Goal ▸ Gather all lines in the data that hold the string "zadaným".

** start of Records for the exercise **

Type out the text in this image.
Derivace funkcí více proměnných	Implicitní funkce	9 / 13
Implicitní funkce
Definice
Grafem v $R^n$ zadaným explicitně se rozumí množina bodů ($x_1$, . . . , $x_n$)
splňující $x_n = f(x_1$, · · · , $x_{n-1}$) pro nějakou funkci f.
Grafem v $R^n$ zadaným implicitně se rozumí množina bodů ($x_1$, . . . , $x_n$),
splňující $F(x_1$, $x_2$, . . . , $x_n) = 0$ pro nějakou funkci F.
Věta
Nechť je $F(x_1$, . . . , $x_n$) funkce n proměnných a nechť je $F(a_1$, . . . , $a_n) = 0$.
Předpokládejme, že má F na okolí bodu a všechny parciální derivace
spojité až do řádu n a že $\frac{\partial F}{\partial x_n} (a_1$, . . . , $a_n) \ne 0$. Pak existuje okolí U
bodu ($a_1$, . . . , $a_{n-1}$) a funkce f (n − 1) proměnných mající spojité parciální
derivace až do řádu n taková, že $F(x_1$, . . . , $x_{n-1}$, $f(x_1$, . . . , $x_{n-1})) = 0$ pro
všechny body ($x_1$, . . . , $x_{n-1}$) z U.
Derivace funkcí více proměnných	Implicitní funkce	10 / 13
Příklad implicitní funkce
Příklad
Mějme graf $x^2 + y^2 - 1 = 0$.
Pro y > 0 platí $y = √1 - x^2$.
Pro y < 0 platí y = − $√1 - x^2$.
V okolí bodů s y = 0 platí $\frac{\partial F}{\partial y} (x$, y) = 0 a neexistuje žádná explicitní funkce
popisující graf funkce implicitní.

** end of Records for the exercise **

Written solution ▸
Grafem v $R^n$ zadaným explicitně se rozumí množina bodů ($x_1$, . . . , $x_n$)
Grafem v $R^n$ zadaným implicitně se rozumí množina bodů ($x_1$, . . . , $x_n$),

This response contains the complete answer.